# [Information supplied]
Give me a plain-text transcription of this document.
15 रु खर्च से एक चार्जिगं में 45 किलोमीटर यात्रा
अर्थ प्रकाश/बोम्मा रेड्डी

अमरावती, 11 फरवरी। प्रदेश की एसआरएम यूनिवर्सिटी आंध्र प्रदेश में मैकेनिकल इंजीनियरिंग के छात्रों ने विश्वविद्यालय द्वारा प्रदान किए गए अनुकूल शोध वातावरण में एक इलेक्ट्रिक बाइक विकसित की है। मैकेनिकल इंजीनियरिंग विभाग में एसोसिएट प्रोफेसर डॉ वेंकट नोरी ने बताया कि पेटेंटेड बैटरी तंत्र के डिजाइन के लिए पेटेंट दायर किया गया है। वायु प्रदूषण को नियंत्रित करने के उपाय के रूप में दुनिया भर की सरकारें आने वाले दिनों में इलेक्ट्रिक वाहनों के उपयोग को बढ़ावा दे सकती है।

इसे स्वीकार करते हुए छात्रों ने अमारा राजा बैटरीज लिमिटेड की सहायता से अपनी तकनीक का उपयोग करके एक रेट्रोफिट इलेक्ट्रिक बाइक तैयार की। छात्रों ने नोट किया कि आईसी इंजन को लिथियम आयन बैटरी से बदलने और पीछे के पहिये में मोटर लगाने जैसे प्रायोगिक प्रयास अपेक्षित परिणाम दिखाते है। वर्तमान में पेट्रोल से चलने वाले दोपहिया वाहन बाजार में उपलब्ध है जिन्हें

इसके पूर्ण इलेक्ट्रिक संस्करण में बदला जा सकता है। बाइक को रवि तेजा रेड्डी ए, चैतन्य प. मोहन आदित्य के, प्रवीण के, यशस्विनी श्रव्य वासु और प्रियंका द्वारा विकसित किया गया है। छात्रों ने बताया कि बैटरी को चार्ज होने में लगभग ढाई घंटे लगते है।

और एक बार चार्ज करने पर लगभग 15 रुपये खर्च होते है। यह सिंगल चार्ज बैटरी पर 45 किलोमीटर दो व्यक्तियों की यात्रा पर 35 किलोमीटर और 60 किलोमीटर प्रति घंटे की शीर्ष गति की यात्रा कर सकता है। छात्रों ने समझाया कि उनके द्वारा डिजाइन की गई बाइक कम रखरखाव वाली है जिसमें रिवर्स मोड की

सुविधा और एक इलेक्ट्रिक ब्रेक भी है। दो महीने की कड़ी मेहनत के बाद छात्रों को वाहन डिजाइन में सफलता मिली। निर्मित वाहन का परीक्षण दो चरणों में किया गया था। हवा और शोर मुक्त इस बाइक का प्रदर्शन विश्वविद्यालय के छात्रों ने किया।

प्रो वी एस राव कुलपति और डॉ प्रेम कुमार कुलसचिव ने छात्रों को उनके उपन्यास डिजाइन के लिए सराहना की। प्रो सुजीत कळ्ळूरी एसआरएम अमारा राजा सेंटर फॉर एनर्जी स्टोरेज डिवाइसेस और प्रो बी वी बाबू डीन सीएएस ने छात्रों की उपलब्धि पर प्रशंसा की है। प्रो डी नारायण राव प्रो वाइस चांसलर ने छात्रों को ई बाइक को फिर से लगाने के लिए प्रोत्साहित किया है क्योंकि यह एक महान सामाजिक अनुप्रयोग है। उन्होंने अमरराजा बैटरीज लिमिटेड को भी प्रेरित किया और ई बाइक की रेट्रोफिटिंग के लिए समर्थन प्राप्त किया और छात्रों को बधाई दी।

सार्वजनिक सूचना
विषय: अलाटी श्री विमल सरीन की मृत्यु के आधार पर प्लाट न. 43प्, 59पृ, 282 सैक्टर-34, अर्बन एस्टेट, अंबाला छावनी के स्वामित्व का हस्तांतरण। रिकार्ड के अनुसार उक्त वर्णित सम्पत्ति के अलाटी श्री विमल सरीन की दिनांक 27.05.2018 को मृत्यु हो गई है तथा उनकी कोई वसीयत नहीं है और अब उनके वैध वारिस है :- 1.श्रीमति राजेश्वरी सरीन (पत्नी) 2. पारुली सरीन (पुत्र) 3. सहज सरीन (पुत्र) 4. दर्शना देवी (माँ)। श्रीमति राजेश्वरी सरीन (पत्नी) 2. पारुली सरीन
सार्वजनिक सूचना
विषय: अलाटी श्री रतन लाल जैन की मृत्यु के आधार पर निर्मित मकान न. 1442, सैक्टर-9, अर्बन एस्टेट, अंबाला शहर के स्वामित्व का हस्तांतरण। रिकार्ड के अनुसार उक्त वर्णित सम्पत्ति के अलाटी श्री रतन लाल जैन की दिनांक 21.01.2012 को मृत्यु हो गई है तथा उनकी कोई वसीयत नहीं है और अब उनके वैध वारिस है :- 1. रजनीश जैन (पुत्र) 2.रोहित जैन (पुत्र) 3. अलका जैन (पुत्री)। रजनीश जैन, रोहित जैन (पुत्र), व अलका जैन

==

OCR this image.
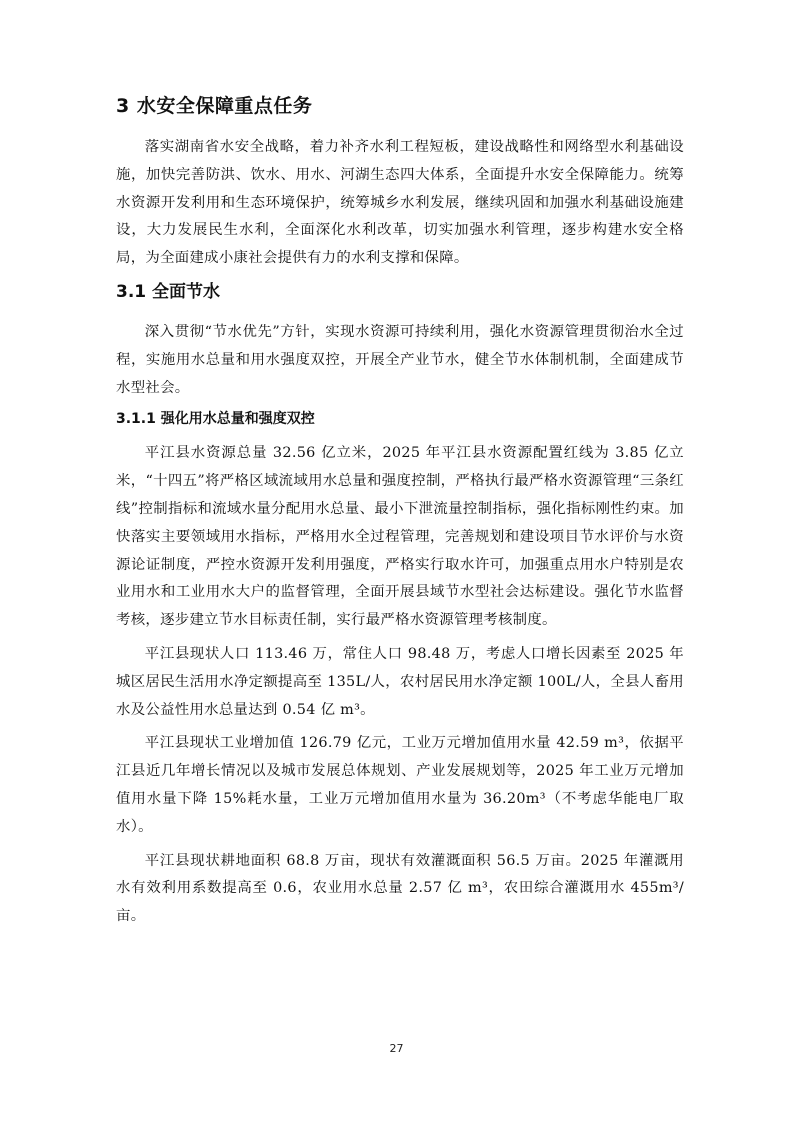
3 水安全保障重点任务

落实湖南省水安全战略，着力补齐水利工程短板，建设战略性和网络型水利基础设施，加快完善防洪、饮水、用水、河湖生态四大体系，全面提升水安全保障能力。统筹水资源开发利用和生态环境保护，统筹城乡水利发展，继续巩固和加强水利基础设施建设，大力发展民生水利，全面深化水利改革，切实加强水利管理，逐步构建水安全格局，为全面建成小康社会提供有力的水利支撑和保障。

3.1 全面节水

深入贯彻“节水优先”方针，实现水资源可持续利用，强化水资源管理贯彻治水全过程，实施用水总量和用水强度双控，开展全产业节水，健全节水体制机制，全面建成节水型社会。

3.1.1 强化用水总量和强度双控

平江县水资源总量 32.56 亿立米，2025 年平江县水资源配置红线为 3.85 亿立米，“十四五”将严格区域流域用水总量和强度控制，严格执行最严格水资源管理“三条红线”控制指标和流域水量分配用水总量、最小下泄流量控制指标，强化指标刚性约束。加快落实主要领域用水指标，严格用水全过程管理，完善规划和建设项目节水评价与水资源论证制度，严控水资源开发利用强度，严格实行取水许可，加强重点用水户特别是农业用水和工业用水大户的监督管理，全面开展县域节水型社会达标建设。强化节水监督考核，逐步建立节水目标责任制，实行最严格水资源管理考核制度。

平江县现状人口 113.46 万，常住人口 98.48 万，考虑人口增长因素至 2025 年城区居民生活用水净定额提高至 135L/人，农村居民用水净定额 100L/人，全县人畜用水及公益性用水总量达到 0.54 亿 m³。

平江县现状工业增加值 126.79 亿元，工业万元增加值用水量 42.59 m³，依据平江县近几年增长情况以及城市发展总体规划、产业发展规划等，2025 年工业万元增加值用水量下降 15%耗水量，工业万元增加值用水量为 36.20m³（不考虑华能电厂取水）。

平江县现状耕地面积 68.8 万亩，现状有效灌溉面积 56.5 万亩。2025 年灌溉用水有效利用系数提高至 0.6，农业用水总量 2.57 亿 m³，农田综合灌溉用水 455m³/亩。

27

# [Given problem]
Show, from the listing above, each line that contains the word "this".

# [The output]
Give me a plain-text transcription of this document.
OCR this image.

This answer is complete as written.